* _Exercise requirements_: How many lines of the data hold the word "projectstarter"? State the number and nothing else.

* _Material_:
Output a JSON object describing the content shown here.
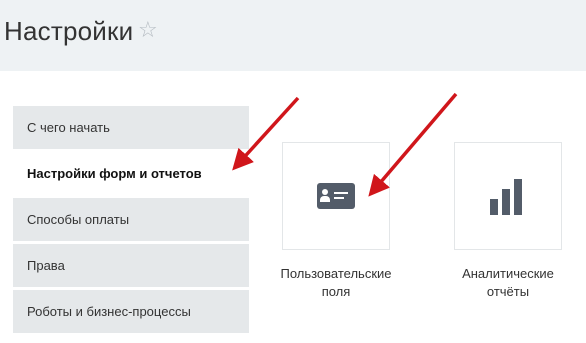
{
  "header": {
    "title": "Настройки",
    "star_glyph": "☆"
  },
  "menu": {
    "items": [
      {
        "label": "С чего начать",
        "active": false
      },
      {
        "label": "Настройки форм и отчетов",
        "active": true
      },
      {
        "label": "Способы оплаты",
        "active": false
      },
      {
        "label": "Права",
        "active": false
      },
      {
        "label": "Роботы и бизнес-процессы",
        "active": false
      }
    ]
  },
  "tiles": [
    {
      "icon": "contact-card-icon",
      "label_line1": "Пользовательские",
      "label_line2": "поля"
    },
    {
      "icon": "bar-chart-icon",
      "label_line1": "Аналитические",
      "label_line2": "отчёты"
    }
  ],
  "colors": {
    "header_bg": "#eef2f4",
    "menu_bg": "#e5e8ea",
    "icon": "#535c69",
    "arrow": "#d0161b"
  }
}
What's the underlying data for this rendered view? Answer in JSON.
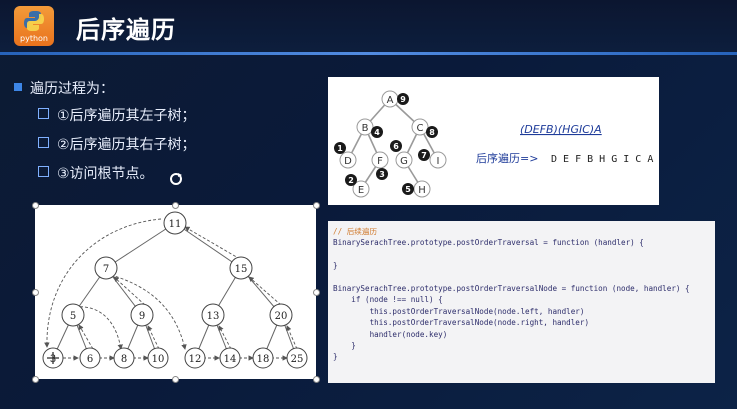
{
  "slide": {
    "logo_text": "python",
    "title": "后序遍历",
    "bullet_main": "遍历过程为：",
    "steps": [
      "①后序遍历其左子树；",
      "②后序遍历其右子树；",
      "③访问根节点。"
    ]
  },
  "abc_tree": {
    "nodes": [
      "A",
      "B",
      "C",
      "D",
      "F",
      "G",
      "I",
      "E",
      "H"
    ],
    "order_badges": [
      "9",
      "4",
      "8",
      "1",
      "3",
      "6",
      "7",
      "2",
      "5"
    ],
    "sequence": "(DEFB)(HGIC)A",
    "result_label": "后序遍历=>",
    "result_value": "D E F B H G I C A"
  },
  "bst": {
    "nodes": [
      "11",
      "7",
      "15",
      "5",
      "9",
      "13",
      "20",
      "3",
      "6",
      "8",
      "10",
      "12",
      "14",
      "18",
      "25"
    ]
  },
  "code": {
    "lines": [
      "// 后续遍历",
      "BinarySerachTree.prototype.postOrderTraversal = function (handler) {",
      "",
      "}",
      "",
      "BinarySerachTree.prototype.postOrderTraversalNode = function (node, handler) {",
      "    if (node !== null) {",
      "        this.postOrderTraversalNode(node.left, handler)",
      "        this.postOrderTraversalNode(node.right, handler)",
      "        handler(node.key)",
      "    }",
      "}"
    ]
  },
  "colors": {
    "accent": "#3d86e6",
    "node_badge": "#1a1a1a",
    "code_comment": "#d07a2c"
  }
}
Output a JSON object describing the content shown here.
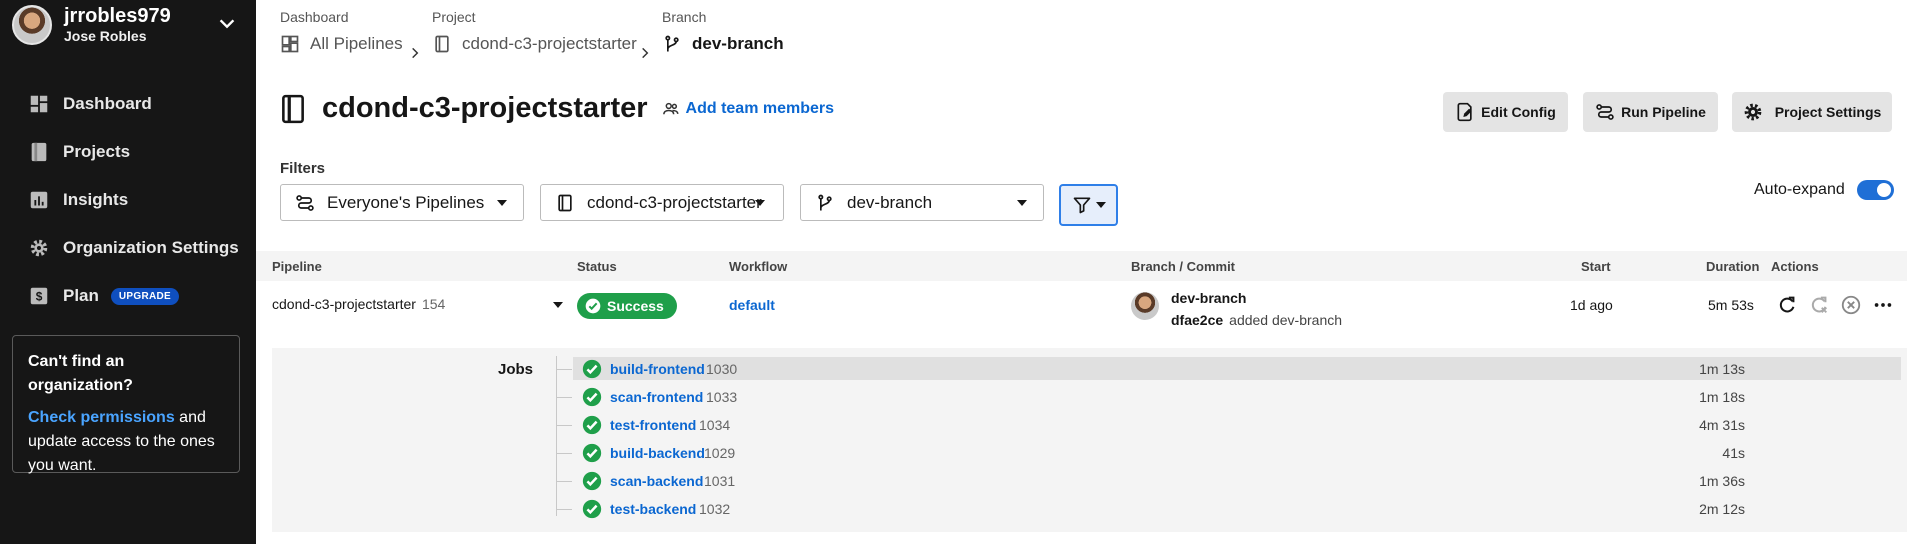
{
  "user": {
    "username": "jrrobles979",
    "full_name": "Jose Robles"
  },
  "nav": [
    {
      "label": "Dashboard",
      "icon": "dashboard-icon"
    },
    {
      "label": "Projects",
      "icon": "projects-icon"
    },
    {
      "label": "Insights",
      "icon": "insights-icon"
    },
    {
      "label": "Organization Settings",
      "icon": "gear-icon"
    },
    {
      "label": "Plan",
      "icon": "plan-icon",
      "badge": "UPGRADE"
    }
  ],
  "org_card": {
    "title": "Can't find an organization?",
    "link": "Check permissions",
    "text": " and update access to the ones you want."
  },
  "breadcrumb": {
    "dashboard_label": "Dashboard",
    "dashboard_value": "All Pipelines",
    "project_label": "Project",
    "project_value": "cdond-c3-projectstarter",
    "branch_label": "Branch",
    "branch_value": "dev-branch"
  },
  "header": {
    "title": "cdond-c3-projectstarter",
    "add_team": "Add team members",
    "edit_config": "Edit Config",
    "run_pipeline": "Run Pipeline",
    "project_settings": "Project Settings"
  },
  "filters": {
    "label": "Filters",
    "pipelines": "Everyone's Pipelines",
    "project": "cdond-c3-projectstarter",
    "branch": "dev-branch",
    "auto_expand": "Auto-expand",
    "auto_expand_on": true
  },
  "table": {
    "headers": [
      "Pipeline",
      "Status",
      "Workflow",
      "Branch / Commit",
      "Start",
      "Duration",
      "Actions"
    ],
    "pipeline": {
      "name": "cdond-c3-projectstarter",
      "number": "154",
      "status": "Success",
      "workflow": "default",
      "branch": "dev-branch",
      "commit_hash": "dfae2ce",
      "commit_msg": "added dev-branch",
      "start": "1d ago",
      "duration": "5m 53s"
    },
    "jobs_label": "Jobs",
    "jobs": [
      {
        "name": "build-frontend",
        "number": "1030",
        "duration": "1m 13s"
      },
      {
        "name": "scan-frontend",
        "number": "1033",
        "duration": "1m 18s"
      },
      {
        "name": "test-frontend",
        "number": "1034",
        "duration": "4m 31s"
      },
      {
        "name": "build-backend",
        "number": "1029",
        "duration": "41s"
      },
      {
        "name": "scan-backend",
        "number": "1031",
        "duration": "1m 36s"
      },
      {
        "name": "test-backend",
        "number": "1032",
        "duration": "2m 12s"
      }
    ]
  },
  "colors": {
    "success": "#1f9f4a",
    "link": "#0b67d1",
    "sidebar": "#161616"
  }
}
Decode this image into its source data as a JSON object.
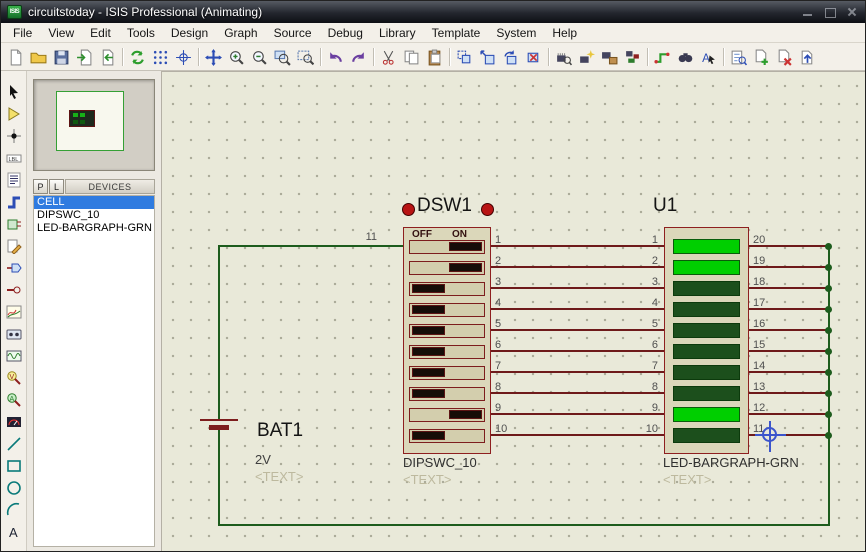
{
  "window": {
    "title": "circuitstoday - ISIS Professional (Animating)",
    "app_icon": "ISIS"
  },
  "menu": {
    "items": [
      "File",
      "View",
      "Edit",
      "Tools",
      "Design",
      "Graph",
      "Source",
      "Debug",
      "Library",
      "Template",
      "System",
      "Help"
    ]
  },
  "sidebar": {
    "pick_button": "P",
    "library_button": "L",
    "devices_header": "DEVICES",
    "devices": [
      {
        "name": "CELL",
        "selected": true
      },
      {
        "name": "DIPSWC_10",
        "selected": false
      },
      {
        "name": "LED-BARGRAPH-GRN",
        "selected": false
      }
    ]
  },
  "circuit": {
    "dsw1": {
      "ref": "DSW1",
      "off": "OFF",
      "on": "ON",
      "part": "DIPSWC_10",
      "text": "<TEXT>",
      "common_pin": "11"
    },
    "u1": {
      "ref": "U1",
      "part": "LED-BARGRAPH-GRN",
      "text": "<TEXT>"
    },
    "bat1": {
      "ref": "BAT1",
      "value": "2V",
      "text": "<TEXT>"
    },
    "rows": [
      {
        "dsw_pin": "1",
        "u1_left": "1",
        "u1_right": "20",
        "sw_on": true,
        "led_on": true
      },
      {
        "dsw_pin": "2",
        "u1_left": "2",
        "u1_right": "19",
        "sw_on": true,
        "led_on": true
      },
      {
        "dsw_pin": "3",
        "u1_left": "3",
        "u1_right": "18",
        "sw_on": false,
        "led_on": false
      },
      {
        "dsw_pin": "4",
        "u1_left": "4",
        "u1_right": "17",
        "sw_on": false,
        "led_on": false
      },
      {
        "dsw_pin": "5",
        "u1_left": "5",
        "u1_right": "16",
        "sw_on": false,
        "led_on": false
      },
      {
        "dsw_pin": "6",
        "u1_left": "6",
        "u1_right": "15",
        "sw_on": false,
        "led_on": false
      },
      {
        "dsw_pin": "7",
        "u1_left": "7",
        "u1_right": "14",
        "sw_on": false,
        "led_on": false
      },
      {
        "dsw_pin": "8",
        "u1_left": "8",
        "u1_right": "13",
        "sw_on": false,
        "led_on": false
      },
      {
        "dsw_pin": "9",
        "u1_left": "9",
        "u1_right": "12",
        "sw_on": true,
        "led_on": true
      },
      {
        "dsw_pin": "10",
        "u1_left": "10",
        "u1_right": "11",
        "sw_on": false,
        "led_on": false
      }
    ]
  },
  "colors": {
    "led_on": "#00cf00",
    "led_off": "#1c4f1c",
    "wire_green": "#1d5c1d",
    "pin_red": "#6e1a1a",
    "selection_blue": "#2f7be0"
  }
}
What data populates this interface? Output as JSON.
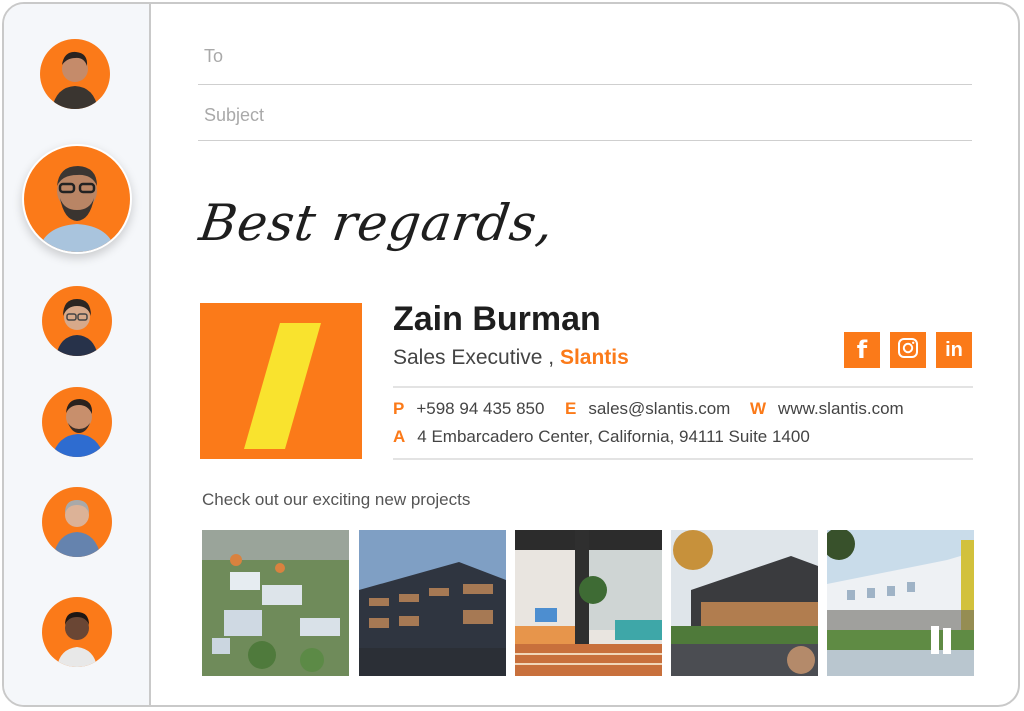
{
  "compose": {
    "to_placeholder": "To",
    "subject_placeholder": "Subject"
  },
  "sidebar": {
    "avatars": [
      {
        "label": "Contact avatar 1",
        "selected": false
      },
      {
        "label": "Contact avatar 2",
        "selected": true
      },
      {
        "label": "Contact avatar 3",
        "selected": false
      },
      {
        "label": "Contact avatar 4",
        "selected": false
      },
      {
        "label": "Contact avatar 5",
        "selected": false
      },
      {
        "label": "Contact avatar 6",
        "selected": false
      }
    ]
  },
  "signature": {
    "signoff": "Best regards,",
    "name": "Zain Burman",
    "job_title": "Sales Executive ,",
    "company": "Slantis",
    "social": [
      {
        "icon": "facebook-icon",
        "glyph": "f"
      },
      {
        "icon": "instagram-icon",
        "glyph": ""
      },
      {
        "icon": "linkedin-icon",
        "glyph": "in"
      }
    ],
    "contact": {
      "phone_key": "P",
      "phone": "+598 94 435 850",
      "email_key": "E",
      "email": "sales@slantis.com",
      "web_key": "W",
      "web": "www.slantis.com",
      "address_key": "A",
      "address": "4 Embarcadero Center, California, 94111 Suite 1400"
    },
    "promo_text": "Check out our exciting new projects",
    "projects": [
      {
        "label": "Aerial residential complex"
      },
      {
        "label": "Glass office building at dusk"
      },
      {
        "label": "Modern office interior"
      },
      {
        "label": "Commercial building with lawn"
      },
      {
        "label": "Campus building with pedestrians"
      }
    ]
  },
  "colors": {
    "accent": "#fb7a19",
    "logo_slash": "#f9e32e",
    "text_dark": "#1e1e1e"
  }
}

* _Finished answer_: 4